Start of Extracted material

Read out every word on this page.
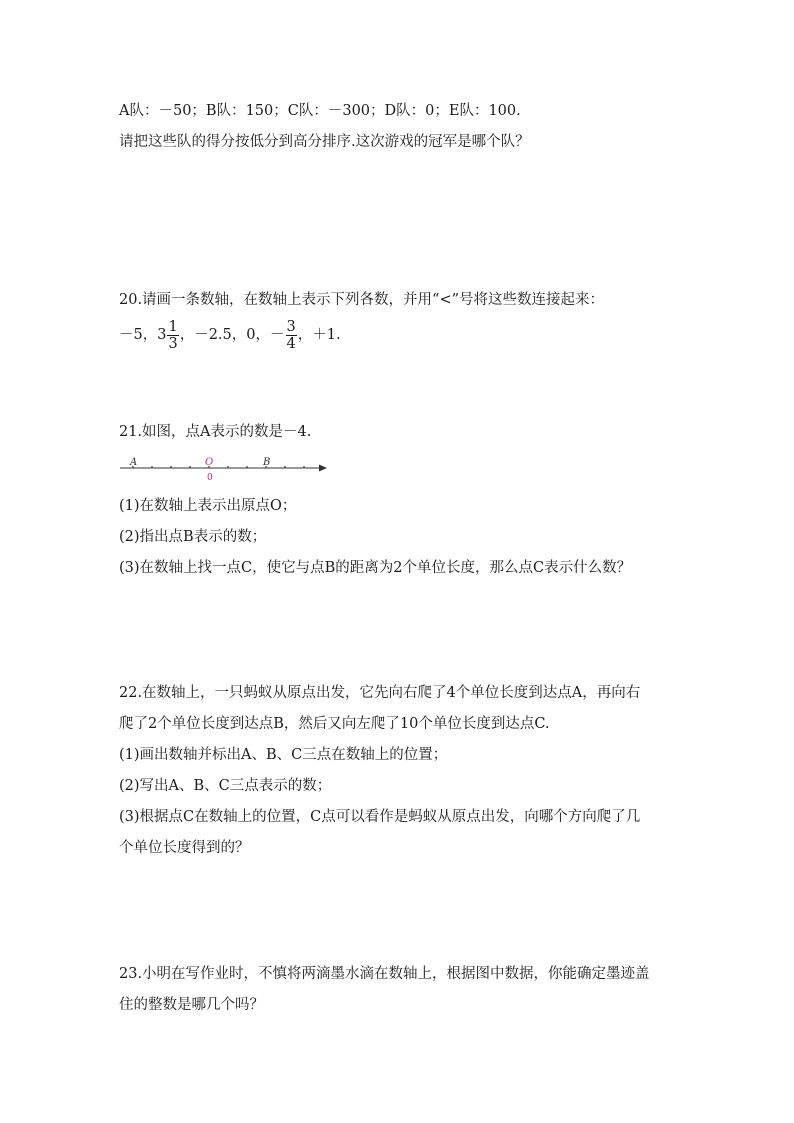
A队：－50；B队：150；C队：－300；D队：0；E队：100.
请把这些队的得分按低分到高分排序.这次游戏的冠军是哪个队？
20.请画一条数轴，在数轴上表示下列各数，并用“<”号将这些数连接起来：
－5，$3 \frac{1}{3}$ ，－2.5，0，－ $\frac{3}{4}$ ，＋1.
21.如图，点A表示的数是－4.
A	O
0
B
(1)在数轴上表示出原点O；
(2)指出点B表示的数；
(3)在数轴上找一点C，使它与点B的距离为2个单位长度，那么点C表示什么数？
22.在数轴上，一只蚂蚁从原点出发，它先向右爬了4个单位长度到达点A，再向右
爬了2个单位长度到达点B，然后又向左爬了10个单位长度到达点C.
(1)画出数轴并标出A、B、C三点在数轴上的位置；
(2)写出A、B、C三点表示的数；
(3)根据点C在数轴上的位置，C点可以看作是蚂蚁从原点出发，向哪个方向爬了几
个单位长度得到的？
23.小明在写作业时，不慎将两滴墨水滴在数轴上，根据图中数据，你能确定墨迹盖
住的整数是哪几个吗？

End of Extracted material

→ Aim of the task
Your task is to copy the entries in full and exactly, without any images.

→ Result of the exercise
Read out every word on this page.
A队：－50；B队：150；C队：－300；D队：0；E队：100.
请把这些队的得分按低分到高分排序.这次游戏的冠军是哪个队？
20.请画一条数轴，在数轴上表示下列各数，并用“<”号将这些数连接起来：
－5，$3 \frac{1}{3}$ ，－2.5，0，－ $\frac{3}{4}$ ，＋1.
21.如图，点A表示的数是－4.
A	O
0
B
(1)在数轴上表示出原点O；
(2)指出点B表示的数；
(3)在数轴上找一点C，使它与点B的距离为2个单位长度，那么点C表示什么数？
22.在数轴上，一只蚂蚁从原点出发，它先向右爬了4个单位长度到达点A，再向右
爬了2个单位长度到达点B，然后又向左爬了10个单位长度到达点C.
(1)画出数轴并标出A、B、C三点在数轴上的位置；
(2)写出A、B、C三点表示的数；
(3)根据点C在数轴上的位置，C点可以看作是蚂蚁从原点出发，向哪个方向爬了几
个单位长度得到的？
23.小明在写作业时，不慎将两滴墨水滴在数轴上，根据图中数据，你能确定墨迹盖
住的整数是哪几个吗？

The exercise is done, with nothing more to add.